» **AIM OF THE EXERCISE**: Update the entries below by replacing every occurrence of "Detachment surface" with "Décollement surface" and leaving everything else unchanged. Leave out the pictures when you reproduce the entries.

» **ENTRIES**:
____

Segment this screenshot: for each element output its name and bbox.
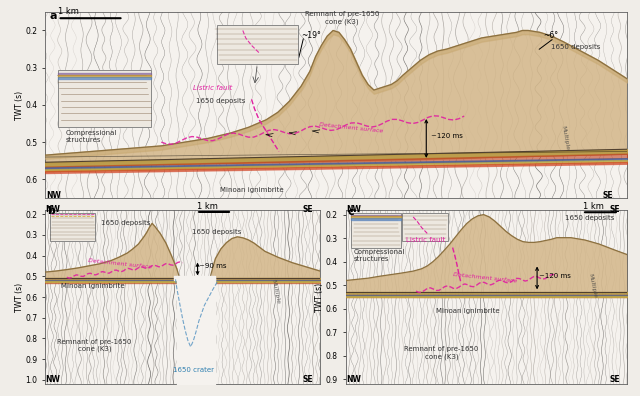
Bar bbox=[351, 213, 401, 248]
Text: Detachment surface: Detachment surface bbox=[319, 122, 383, 134]
Text: Listric fault: Listric fault bbox=[193, 85, 232, 91]
Text: SE: SE bbox=[303, 205, 313, 214]
Text: ~120 ms: ~120 ms bbox=[431, 133, 463, 139]
Polygon shape bbox=[45, 30, 627, 166]
Text: NW: NW bbox=[346, 205, 362, 214]
Bar bbox=[58, 70, 151, 127]
Text: Minoan ignimbrite: Minoan ignimbrite bbox=[61, 283, 125, 289]
Text: NW: NW bbox=[346, 375, 362, 384]
Bar bbox=[216, 25, 298, 64]
Y-axis label: TWT (s): TWT (s) bbox=[15, 282, 24, 312]
Text: Multiple: Multiple bbox=[560, 125, 570, 150]
Text: NW: NW bbox=[45, 205, 61, 214]
Text: 1650 deposits: 1650 deposits bbox=[101, 221, 150, 227]
Bar bbox=[50, 213, 95, 241]
Y-axis label: TWT (s): TWT (s) bbox=[15, 90, 24, 120]
Text: Minoan ignimbrite: Minoan ignimbrite bbox=[436, 308, 499, 314]
Text: 1 km: 1 km bbox=[583, 202, 604, 211]
Text: Remnant of pre-1650
cone (K3): Remnant of pre-1650 cone (K3) bbox=[305, 11, 379, 25]
Text: SE: SE bbox=[609, 375, 620, 384]
Text: a: a bbox=[49, 11, 57, 21]
Bar bbox=[402, 213, 449, 241]
Text: NW: NW bbox=[47, 191, 61, 200]
Text: SE: SE bbox=[602, 191, 612, 200]
Text: 1650 deposits: 1650 deposits bbox=[565, 215, 614, 221]
Text: Detachment surface: Detachment surface bbox=[88, 258, 152, 270]
Text: Minoan ignimbrite: Minoan ignimbrite bbox=[220, 187, 283, 193]
Text: Multiple: Multiple bbox=[588, 272, 598, 298]
Text: SE: SE bbox=[303, 375, 313, 384]
Text: ~19°: ~19° bbox=[301, 31, 321, 40]
Text: NW: NW bbox=[45, 375, 61, 384]
Text: ~120 ms: ~120 ms bbox=[539, 273, 571, 279]
Text: Detachment surface: Detachment surface bbox=[452, 272, 517, 284]
Text: b: b bbox=[47, 206, 55, 216]
Text: SE: SE bbox=[609, 205, 620, 214]
Text: ~90 ms: ~90 ms bbox=[199, 263, 227, 269]
Text: 1650 crater: 1650 crater bbox=[173, 367, 214, 373]
Text: ~6°: ~6° bbox=[543, 31, 558, 40]
Text: 1 km: 1 km bbox=[197, 202, 218, 211]
Text: Compressional
structures: Compressional structures bbox=[354, 249, 405, 262]
Text: Remnant of pre-1650
cone (K3): Remnant of pre-1650 cone (K3) bbox=[57, 339, 132, 352]
Text: Listric fault: Listric fault bbox=[406, 237, 445, 243]
Text: c: c bbox=[348, 207, 355, 217]
Text: 1 km: 1 km bbox=[58, 7, 79, 15]
Text: 1650 deposits: 1650 deposits bbox=[196, 98, 246, 104]
Text: Remnant of pre-1650
cone (K3): Remnant of pre-1650 cone (K3) bbox=[404, 346, 479, 360]
Text: 1650 deposits: 1650 deposits bbox=[192, 229, 241, 235]
Text: 1650 deposits: 1650 deposits bbox=[552, 44, 601, 50]
Text: Compressional
structures: Compressional structures bbox=[65, 130, 116, 143]
Y-axis label: TWT (s): TWT (s) bbox=[316, 282, 324, 312]
Text: Multiple: Multiple bbox=[271, 279, 280, 304]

____

» **COMPLETE ANSWER**:
Segment this screenshot: for each element output its name and bbox.
Bar bbox=[351, 213, 401, 248]
Text: Décollement surface: Décollement surface bbox=[319, 122, 383, 134]
Text: Listric fault: Listric fault bbox=[193, 85, 232, 91]
Text: SE: SE bbox=[303, 205, 313, 214]
Text: ~120 ms: ~120 ms bbox=[431, 133, 463, 139]
Polygon shape bbox=[45, 30, 627, 166]
Text: NW: NW bbox=[346, 205, 362, 214]
Bar bbox=[58, 70, 151, 127]
Text: Minoan ignimbrite: Minoan ignimbrite bbox=[61, 283, 125, 289]
Text: NW: NW bbox=[346, 375, 362, 384]
Bar bbox=[216, 25, 298, 64]
Y-axis label: TWT (s): TWT (s) bbox=[15, 282, 24, 312]
Text: Multiple: Multiple bbox=[560, 125, 570, 150]
Text: NW: NW bbox=[45, 205, 61, 214]
Text: 1650 deposits: 1650 deposits bbox=[101, 221, 150, 227]
Bar bbox=[50, 213, 95, 241]
Y-axis label: TWT (s): TWT (s) bbox=[15, 90, 24, 120]
Text: Minoan ignimbrite: Minoan ignimbrite bbox=[436, 308, 499, 314]
Text: 1 km: 1 km bbox=[583, 202, 604, 211]
Text: Remnant of pre-1650
cone (K3): Remnant of pre-1650 cone (K3) bbox=[305, 11, 379, 25]
Text: SE: SE bbox=[609, 375, 620, 384]
Text: a: a bbox=[49, 11, 57, 21]
Bar bbox=[402, 213, 449, 241]
Text: NW: NW bbox=[47, 191, 61, 200]
Text: SE: SE bbox=[602, 191, 612, 200]
Text: 1650 deposits: 1650 deposits bbox=[565, 215, 614, 221]
Text: Décollement surface: Décollement surface bbox=[88, 258, 152, 270]
Text: Minoan ignimbrite: Minoan ignimbrite bbox=[220, 187, 283, 193]
Text: Multiple: Multiple bbox=[588, 272, 598, 298]
Text: SE: SE bbox=[303, 375, 313, 384]
Text: ~19°: ~19° bbox=[301, 31, 321, 40]
Text: NW: NW bbox=[45, 375, 61, 384]
Text: ~120 ms: ~120 ms bbox=[539, 273, 571, 279]
Text: Décollement surface: Décollement surface bbox=[452, 272, 517, 284]
Text: b: b bbox=[47, 206, 55, 216]
Text: SE: SE bbox=[609, 205, 620, 214]
Text: ~90 ms: ~90 ms bbox=[199, 263, 227, 269]
Text: 1650 crater: 1650 crater bbox=[173, 367, 214, 373]
Text: ~6°: ~6° bbox=[543, 31, 558, 40]
Text: 1 km: 1 km bbox=[197, 202, 218, 211]
Text: Compressional
structures: Compressional structures bbox=[354, 249, 405, 262]
Text: Remnant of pre-1650
cone (K3): Remnant of pre-1650 cone (K3) bbox=[57, 339, 132, 352]
Text: Listric fault: Listric fault bbox=[406, 237, 445, 243]
Text: c: c bbox=[348, 207, 355, 217]
Text: 1 km: 1 km bbox=[58, 7, 79, 15]
Text: 1650 deposits: 1650 deposits bbox=[196, 98, 246, 104]
Text: Remnant of pre-1650
cone (K3): Remnant of pre-1650 cone (K3) bbox=[404, 346, 479, 360]
Text: 1650 deposits: 1650 deposits bbox=[192, 229, 241, 235]
Text: 1650 deposits: 1650 deposits bbox=[552, 44, 601, 50]
Text: Compressional
structures: Compressional structures bbox=[65, 130, 116, 143]
Y-axis label: TWT (s): TWT (s) bbox=[316, 282, 324, 312]
Text: Multiple: Multiple bbox=[271, 279, 280, 304]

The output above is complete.